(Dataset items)
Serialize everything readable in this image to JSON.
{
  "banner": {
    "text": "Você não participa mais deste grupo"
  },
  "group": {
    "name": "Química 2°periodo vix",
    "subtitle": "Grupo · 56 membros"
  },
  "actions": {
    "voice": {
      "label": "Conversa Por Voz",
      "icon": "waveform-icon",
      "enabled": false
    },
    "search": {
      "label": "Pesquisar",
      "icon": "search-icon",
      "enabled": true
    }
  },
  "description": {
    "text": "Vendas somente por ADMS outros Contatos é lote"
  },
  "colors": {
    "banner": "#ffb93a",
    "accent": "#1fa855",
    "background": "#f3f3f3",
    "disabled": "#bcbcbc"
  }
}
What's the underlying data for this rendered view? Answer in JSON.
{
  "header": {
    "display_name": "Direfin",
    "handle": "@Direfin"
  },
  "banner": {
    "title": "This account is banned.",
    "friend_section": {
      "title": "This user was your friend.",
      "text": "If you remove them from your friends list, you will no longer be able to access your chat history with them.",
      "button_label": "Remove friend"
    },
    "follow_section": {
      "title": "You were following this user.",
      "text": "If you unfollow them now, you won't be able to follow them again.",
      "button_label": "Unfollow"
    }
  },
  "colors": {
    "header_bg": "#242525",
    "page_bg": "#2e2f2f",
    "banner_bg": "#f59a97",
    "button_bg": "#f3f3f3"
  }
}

▶ **Job**
Give all the entries again exactly; leave none out.

▶ **Answer below**
Serialize everything readable in this image to JSON.
{
  "banner": {
    "text": "Você não participa mais deste grupo"
  },
  "group": {
    "name": "Química 2°periodo vix",
    "subtitle": "Grupo · 56 membros"
  },
  "actions": {
    "voice": {
      "label": "Conversa Por Voz",
      "icon": "waveform-icon",
      "enabled": false
    },
    "search": {
      "label": "Pesquisar",
      "icon": "search-icon",
      "enabled": true
    }
  },
  "description": {
    "text": "Vendas somente por ADMS outros Contatos é lote"
  },
  "colors": {
    "banner": "#ffb93a",
    "accent": "#1fa855",
    "background": "#f3f3f3",
    "disabled": "#bcbcbc"
  }
}
What's the underlying data for this rendered view? Answer in JSON.
{
  "header": {
    "display_name": "Direfin",
    "handle": "@Direfin"
  },
  "banner": {
    "title": "This account is banned.",
    "friend_section": {
      "title": "This user was your friend.",
      "text": "If you remove them from your friends list, you will no longer be able to access your chat history with them.",
      "button_label": "Remove friend"
    },
    "follow_section": {
      "title": "You were following this user.",
      "text": "If you unfollow them now, you won't be able to follow them again.",
      "button_label": "Unfollow"
    }
  },
  "colors": {
    "header_bg": "#242525",
    "page_bg": "#2e2f2f",
    "banner_bg": "#f59a97",
    "button_bg": "#f3f3f3"
  }
}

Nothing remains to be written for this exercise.